**What to produce:**
Update the items below, from the very first line through the line containing "hbar-row: 应用E2234 xyxy=(180,422,192,843)", by replacing "hbar-row" with "horizontal-bar-row". Return only those lines, with everything else left unchanged.

**Data supplied:**
..........
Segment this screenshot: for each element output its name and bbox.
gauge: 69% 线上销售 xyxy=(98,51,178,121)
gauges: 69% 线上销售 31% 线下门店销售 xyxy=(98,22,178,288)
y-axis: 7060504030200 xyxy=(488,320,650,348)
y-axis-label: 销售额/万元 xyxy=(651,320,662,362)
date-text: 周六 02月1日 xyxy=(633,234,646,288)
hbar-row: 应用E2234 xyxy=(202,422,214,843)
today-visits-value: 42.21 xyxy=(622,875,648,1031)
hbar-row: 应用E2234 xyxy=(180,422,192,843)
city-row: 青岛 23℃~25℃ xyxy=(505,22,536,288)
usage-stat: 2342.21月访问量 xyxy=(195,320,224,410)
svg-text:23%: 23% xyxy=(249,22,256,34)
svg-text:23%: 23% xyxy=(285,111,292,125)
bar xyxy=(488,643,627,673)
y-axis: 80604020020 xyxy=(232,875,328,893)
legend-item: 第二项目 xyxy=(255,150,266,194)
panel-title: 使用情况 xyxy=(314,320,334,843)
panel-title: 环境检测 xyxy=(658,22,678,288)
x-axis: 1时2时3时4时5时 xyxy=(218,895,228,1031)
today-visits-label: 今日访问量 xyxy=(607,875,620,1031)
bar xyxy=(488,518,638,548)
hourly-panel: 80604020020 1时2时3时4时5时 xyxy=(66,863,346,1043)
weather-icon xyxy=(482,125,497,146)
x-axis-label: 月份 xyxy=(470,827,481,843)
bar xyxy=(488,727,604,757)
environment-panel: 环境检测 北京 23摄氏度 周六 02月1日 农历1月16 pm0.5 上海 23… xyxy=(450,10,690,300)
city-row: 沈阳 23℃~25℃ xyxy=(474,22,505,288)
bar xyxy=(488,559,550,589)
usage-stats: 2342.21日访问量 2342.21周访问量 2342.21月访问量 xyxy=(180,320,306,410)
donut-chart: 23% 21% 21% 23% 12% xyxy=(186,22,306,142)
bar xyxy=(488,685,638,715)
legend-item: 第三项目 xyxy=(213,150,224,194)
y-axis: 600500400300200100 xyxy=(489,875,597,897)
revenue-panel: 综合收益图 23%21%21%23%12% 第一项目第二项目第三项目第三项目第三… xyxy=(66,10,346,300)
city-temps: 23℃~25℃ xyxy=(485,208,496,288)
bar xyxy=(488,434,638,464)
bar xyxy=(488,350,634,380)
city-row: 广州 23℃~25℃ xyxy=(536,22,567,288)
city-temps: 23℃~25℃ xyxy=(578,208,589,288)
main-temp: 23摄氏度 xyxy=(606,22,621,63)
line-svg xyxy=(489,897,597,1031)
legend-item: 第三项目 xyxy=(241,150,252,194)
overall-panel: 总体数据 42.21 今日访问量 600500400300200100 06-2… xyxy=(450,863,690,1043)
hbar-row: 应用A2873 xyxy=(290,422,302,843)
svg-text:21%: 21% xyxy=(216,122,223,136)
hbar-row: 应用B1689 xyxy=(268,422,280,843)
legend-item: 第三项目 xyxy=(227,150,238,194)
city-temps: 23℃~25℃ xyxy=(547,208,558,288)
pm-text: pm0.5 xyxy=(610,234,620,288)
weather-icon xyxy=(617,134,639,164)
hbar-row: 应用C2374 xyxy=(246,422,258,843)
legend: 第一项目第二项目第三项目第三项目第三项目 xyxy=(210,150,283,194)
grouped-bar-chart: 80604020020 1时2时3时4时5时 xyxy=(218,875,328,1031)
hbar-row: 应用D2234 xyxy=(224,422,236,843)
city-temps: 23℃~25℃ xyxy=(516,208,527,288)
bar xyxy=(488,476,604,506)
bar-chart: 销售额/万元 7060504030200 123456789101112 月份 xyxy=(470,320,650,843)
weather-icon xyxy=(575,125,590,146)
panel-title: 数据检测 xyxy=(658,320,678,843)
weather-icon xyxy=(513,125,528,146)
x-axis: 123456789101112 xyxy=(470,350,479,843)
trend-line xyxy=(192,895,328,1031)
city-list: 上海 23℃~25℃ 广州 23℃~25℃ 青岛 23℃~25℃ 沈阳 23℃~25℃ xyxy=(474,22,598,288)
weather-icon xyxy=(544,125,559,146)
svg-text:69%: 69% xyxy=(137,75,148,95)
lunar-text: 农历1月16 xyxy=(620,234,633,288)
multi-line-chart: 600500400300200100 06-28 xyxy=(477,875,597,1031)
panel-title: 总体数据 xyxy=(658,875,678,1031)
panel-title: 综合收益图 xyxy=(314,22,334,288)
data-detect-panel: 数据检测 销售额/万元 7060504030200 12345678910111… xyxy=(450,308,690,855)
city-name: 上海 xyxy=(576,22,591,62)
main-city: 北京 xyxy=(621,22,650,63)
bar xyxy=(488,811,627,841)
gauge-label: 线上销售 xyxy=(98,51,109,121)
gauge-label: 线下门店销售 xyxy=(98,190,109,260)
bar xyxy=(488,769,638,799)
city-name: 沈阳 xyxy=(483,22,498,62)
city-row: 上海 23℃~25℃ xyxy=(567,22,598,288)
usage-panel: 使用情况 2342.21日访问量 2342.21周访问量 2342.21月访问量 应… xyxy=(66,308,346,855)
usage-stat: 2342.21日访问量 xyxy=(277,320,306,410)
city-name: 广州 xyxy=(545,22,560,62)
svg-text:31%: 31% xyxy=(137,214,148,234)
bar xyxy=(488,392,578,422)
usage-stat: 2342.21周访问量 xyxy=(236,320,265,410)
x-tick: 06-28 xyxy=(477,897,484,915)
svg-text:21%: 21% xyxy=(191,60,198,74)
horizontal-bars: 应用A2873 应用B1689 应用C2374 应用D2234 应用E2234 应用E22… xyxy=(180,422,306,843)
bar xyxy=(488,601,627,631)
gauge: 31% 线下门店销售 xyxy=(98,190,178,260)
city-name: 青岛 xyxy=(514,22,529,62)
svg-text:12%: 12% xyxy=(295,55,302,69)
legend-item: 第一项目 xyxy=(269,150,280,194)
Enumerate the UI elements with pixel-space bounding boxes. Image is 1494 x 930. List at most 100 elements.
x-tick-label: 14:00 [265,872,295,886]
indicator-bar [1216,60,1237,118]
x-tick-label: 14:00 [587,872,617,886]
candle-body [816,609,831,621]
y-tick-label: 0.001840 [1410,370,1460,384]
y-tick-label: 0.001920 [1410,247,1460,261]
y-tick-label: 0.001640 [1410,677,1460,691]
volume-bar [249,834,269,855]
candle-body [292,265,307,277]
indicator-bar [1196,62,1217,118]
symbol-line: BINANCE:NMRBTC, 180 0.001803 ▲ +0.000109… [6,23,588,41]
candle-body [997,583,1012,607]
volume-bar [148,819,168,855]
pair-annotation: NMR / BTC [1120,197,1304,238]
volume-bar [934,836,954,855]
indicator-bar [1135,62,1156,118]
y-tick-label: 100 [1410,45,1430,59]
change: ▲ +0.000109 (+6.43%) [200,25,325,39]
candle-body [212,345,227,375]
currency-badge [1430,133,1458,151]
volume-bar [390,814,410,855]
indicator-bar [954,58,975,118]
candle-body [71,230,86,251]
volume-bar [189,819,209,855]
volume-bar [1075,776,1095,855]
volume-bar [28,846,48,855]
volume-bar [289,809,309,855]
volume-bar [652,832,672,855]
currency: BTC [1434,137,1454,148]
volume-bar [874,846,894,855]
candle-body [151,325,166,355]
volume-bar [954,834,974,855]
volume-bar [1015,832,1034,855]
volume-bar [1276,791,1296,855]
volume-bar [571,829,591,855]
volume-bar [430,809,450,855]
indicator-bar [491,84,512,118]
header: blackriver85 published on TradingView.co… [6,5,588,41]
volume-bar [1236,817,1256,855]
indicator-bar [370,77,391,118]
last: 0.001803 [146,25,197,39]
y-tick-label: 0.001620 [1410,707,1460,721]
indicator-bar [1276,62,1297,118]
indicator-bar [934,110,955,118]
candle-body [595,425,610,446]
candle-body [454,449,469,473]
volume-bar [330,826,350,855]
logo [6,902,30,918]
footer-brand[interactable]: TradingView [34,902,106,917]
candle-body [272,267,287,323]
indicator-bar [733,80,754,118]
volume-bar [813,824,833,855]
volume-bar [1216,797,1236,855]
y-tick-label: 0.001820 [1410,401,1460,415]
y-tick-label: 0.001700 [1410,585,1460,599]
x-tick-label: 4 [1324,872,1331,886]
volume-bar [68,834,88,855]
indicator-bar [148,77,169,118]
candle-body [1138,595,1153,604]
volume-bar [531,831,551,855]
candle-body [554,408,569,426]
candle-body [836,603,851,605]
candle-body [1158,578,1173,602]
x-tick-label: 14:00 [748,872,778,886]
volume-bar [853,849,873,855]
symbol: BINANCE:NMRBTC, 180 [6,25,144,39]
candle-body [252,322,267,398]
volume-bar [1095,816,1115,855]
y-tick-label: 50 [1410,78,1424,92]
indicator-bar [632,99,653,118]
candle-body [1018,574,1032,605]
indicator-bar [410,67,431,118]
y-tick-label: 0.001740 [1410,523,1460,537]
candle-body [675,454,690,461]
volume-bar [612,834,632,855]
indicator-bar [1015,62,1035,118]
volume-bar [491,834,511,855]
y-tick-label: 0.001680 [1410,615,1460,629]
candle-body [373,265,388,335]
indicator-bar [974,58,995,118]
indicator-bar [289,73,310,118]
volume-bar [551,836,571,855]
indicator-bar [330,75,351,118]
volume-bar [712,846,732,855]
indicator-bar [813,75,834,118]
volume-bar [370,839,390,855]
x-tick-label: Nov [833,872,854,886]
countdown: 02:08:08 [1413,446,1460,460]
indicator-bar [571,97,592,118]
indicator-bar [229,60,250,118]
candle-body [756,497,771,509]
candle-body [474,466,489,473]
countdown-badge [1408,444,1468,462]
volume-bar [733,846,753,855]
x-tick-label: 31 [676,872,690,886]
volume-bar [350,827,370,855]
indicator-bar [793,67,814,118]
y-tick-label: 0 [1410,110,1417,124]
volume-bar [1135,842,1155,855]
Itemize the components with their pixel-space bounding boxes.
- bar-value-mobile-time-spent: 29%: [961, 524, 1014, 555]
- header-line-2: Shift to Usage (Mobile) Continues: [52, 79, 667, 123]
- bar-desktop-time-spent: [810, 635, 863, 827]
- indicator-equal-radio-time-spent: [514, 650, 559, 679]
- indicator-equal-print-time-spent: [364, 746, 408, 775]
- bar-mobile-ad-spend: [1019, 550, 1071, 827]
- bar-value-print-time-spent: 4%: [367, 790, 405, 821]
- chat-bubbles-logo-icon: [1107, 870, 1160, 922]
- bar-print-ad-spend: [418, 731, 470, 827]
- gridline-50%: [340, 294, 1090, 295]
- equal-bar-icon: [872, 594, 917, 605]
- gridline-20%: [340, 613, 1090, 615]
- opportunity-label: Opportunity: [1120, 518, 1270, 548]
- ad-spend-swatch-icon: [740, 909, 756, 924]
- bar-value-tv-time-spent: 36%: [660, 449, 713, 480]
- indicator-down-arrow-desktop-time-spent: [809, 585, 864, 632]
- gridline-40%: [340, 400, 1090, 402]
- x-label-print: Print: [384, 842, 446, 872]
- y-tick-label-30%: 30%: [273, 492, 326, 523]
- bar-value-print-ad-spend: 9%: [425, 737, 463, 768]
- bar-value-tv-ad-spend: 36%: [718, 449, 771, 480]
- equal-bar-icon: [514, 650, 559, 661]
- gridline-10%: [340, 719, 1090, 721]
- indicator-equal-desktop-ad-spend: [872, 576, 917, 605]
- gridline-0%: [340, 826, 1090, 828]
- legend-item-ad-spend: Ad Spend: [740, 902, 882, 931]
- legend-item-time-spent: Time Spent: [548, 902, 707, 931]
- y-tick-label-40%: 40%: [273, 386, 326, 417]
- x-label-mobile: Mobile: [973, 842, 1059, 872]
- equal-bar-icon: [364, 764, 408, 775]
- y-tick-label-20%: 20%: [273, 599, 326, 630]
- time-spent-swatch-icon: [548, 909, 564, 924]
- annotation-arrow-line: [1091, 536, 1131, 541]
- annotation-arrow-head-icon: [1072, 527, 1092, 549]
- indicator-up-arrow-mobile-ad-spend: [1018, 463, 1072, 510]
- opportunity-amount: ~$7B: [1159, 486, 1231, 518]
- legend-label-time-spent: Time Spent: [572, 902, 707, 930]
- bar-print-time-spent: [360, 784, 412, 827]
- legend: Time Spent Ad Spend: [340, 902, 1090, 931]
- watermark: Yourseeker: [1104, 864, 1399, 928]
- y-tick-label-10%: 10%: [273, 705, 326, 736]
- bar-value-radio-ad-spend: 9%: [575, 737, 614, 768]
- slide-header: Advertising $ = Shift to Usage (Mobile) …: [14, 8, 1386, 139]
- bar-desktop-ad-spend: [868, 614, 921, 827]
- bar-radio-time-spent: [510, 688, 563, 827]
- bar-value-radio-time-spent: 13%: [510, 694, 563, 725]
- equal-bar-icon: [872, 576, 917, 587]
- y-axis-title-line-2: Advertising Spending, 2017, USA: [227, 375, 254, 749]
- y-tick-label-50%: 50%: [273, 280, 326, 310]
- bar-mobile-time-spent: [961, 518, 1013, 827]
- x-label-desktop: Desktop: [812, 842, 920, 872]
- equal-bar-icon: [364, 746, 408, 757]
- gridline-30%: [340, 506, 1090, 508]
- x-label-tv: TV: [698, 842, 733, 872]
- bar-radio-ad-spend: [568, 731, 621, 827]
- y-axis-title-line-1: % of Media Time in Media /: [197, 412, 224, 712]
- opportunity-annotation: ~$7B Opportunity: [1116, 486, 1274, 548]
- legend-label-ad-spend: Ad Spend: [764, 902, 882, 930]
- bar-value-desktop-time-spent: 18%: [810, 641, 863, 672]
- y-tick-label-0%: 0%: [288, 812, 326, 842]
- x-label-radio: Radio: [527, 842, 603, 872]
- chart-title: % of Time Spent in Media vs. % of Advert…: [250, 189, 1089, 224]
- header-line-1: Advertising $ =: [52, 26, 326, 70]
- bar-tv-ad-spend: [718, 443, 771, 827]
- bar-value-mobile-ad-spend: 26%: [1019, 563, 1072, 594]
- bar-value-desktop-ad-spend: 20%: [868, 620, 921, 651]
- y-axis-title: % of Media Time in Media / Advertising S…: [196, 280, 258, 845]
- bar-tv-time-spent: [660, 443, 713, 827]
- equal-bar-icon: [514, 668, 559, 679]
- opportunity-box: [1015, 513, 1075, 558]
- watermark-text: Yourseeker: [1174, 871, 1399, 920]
..........
**Final result:**
Segment this screenshot: for each element output its name and bbox.
gauge: 69% 线上销售 xyxy=(98,51,178,121)
gauges: 69% 线上销售 31% 线下门店销售 xyxy=(98,22,178,288)
y-axis: 7060504030200 xyxy=(488,320,650,348)
y-axis-label: 销售额/万元 xyxy=(651,320,662,362)
date-text: 周六 02月1日 xyxy=(633,234,646,288)
horizontal-bar-row: 应用E2234 xyxy=(202,422,214,843)
today-visits-value: 42.21 xyxy=(622,875,648,1031)
horizontal-bar-row: 应用E2234 xyxy=(180,422,192,843)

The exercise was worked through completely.